Only 50 days after taking office, Denmark’s new right-wing conservative government—a minority coalition of Venstre (liberals) and the Conservative People’s Party, supported by the extreme xenophobic Danish People’s Party (DPP)—has confirmed the worst fears about the new government’s course.

Following a crassly xenophobic campaign in the run-up to the elections—above all, by Venstre and the DPP—Venstre’s Bertel Haarder, the minister responsible for refugees, immigration and integration of foreigners, announced the tabling of a bill on January 17, which will result in a drastic deterioration of conditions for refugees and immigrants.

The government is making no secret of its intention “to limit the number of refugees entering Denmark and to sharpen demands that they support themselves without state support once in the country”. Haarder made the economically motivated reasons for the government’s course patently obvious when he said: “These days foreigners are a burden on society. They cost more than they are worth to the country. That will have to change.”

In line with this, the government is also planning an easing of immigration policy in one respect. Through the introduction of a Green Card system for hand-picked immigrants, it is intent on buttressing Denmark’s prosperity by bringing qualified foreign workers into the country. This led the German newspaper Taz to comment: “Anyone who isn’t a white, Christian computer expert with fluent Danish shouldn’t bother to show his face.”

In particular, the following regulations are to be adopted:

According to Haarders, a decisive means of reducing the number of asylum-seekers coming into the country will be the scrapping of the concept of a “de facto refugee”. Up until now many asylum-seekers, having no chance of gaining admittance to most other EU countries, have been granted entry into Denmark under this category. The government’s 10-page white paper claims that “this will constitute an essential and principled tightening of the conditions for the granting of asylum, which the government considers necessary.” Measures will also be adopted to prevent refugees from becoming residents. Unlike previously, they will no longer receive permanent residency after three years, but will normally have to return to their own country.

GIVEN INSTRUCTION A => Rewrite the listing from its first line up to and including the line with "logo-line-1: Seoul Eco", changing "편" to "films" and leaving everything else as it is.
The listing that follows is unrelated to the article on Denmark's refugee policy.

ITEMS =>
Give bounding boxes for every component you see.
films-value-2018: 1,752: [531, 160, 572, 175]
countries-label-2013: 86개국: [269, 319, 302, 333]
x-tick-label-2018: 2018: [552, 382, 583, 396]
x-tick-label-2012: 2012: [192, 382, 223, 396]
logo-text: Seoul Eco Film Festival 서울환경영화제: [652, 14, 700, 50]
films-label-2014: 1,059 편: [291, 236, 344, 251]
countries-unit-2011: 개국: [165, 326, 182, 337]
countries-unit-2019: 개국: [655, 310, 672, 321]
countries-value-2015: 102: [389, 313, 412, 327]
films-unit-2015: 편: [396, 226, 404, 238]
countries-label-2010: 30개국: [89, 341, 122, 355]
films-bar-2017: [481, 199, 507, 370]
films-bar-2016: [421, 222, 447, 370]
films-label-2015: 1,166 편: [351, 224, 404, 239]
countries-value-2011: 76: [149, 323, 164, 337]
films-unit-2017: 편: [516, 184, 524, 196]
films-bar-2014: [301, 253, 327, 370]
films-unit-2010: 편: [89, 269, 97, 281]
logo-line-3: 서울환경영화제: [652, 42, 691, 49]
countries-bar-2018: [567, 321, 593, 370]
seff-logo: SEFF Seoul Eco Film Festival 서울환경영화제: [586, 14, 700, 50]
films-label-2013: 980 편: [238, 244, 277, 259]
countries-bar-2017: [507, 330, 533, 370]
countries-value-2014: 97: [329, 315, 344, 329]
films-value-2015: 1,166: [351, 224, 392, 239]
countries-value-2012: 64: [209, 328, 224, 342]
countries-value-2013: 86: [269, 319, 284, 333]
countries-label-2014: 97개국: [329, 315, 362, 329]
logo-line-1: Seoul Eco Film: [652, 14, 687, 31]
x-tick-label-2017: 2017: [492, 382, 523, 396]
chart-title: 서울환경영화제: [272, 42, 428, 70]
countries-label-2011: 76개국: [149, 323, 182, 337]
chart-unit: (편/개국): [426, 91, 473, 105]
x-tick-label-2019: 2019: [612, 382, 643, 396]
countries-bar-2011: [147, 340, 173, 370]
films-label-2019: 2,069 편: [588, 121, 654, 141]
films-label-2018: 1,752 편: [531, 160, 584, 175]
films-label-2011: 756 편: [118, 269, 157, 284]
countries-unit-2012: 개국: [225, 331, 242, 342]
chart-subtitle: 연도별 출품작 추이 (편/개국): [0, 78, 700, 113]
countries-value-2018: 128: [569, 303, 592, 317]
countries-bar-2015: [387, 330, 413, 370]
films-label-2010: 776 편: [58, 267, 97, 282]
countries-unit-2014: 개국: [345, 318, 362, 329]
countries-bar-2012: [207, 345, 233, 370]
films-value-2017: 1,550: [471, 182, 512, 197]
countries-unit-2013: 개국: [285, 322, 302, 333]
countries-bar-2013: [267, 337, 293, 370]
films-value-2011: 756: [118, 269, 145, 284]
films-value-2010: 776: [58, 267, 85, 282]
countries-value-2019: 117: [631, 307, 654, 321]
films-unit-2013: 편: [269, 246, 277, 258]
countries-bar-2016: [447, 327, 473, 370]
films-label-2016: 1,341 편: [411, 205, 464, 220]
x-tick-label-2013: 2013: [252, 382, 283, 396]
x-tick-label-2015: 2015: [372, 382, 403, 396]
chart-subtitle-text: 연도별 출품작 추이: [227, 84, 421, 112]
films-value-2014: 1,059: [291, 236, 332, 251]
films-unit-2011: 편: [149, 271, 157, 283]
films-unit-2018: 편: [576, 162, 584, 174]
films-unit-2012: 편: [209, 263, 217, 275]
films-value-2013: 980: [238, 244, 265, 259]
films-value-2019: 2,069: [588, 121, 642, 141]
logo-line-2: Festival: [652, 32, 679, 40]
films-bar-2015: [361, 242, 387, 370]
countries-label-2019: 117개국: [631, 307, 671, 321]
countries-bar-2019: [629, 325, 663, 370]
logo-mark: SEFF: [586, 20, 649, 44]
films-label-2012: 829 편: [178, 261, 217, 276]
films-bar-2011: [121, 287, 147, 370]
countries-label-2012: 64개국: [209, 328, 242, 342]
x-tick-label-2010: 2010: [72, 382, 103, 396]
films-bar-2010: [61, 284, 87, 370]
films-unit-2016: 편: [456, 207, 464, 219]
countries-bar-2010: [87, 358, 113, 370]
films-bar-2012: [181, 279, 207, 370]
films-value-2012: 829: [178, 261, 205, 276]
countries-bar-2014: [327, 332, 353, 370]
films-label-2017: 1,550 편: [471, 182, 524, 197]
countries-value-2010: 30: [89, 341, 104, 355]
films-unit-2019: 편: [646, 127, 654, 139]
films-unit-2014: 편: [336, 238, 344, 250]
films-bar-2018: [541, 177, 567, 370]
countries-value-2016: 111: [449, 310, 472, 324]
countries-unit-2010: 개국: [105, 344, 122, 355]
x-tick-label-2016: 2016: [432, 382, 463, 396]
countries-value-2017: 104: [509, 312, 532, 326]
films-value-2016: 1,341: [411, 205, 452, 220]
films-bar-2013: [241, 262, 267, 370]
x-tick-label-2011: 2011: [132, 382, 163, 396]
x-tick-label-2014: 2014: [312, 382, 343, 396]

GIVEN INSTRUCTION B =>
Answer these questions using the article on Denmark's refugee policy:
(i) How many days after taking office had the new government confirmed the worst fears about its course?
(ii) On what date did Bertel Haarder announce the tabling of the bill?
(iii) After how many years did refugees previously receive permanent residency?

CORRECT ANSWER A =>
Give bounding boxes for every component you see.
films-value-2018: 1,752: [531, 160, 572, 175]
countries-label-2013: 86개국: [269, 319, 302, 333]
x-tick-label-2018: 2018: [552, 382, 583, 396]
x-tick-label-2012: 2012: [192, 382, 223, 396]
logo-text: Seoul Eco Film Festival 서울환경영화제: [652, 14, 700, 50]
films-label-2014: 1,059 films: [291, 236, 344, 251]
countries-unit-2011: 개국: [165, 326, 182, 337]
countries-unit-2019: 개국: [655, 310, 672, 321]
countries-value-2015: 102: [389, 313, 412, 327]
films-unit-2015: films: [396, 226, 404, 238]
countries-label-2010: 30개국: [89, 341, 122, 355]
films-bar-2017: [481, 199, 507, 370]
films-bar-2016: [421, 222, 447, 370]
films-label-2015: 1,166 films: [351, 224, 404, 239]
countries-value-2011: 76: [149, 323, 164, 337]
films-unit-2017: films: [516, 184, 524, 196]
films-bar-2014: [301, 253, 327, 370]
films-unit-2010: films: [89, 269, 97, 281]
logo-line-3: 서울환경영화제: [652, 42, 691, 49]
countries-bar-2018: [567, 321, 593, 370]
seff-logo: SEFF Seoul Eco Film Festival 서울환경영화제: [586, 14, 700, 50]
films-label-2013: 980 films: [238, 244, 277, 259]
countries-bar-2017: [507, 330, 533, 370]
countries-value-2014: 97: [329, 315, 344, 329]
films-value-2015: 1,166: [351, 224, 392, 239]
countries-value-2012: 64: [209, 328, 224, 342]
countries-value-2013: 86: [269, 319, 284, 333]
countries-label-2014: 97개국: [329, 315, 362, 329]
logo-line-1: Seoul Eco Film: [652, 14, 687, 31]

CORRECT ANSWER B =>
(i) 50 days
(ii) January 17
(iii) Three years